DIRECTIVE -> For the material that follows, list every line containing the word "нагружением".

EXTRACTED DATA ->
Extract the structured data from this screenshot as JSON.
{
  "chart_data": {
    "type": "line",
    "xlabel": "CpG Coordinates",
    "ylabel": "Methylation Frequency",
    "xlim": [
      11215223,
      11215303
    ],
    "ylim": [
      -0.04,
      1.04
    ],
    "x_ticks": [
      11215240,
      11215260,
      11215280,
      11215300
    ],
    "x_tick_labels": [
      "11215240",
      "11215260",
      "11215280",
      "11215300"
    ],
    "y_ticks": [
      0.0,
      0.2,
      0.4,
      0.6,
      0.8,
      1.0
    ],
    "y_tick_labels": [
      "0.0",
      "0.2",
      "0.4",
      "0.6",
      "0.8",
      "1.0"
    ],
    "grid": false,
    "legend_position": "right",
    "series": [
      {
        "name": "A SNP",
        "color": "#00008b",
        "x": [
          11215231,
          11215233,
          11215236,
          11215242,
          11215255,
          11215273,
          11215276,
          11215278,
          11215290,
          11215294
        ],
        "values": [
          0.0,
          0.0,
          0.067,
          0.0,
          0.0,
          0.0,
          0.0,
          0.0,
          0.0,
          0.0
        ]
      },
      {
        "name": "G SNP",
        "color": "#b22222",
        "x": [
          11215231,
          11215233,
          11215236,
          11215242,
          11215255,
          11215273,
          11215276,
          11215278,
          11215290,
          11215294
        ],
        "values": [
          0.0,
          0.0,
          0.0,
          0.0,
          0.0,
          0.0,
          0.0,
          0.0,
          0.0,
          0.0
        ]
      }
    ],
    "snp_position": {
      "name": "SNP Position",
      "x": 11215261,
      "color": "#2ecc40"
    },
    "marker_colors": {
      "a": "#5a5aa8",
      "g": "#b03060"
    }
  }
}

---

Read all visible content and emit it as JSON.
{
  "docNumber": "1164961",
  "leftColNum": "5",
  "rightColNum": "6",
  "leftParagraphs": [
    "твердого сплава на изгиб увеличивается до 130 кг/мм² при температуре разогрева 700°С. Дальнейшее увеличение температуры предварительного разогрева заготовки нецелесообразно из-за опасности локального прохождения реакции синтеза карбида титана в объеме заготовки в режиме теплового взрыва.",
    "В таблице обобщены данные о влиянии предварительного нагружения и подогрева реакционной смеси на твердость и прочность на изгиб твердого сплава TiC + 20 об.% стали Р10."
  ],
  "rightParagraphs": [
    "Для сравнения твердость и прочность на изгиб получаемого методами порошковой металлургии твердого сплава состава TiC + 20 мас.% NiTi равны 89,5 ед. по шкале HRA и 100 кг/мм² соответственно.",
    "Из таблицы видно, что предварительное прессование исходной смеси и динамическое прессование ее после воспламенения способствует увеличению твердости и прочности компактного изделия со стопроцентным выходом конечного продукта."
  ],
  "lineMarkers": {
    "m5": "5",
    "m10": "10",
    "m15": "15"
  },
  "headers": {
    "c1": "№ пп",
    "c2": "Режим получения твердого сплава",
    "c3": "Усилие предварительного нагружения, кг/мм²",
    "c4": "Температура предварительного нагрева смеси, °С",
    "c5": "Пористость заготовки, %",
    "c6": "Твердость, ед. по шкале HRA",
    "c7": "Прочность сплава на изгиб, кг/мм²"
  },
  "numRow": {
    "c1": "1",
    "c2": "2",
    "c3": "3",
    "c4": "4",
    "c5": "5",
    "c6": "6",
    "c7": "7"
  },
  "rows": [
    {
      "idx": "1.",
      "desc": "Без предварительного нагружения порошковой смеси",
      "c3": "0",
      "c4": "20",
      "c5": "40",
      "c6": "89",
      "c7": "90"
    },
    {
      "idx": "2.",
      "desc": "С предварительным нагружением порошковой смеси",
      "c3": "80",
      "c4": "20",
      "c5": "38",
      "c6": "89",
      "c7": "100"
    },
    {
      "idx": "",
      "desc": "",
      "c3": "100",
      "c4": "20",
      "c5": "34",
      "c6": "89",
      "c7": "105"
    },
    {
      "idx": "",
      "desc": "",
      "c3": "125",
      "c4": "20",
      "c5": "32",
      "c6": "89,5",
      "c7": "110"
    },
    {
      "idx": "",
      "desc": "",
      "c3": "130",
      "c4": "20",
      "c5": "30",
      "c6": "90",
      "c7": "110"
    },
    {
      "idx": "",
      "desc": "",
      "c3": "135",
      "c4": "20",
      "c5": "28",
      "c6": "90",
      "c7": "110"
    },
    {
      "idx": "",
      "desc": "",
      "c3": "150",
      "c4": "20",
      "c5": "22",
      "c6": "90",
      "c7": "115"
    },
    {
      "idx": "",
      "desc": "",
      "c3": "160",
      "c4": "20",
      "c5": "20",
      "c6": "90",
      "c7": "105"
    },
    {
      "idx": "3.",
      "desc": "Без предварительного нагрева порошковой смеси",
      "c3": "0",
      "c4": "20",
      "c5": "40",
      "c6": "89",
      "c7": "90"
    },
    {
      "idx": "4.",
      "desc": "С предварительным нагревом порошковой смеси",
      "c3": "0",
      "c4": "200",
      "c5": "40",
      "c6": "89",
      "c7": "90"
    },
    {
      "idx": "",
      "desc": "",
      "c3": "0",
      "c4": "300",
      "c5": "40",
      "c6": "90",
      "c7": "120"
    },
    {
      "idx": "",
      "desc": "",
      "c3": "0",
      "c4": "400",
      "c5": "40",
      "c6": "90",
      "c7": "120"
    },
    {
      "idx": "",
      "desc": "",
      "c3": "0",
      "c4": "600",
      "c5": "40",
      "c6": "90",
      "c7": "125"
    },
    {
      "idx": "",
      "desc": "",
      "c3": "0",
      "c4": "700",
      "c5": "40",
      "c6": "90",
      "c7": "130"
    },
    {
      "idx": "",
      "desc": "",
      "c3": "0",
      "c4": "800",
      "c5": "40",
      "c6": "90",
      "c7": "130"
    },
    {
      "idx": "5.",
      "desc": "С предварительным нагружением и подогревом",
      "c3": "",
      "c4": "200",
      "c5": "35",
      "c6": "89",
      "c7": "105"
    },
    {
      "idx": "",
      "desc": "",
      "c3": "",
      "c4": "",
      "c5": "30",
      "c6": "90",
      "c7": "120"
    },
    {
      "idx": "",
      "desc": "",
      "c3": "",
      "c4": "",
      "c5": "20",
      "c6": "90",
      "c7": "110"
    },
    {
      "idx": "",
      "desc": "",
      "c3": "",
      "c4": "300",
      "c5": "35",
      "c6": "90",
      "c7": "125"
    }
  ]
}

THE SOLUTION ->
      "desc": "С предварительным нагружением порошковой смеси",
      "desc": "С предварительным нагружением и подогревом",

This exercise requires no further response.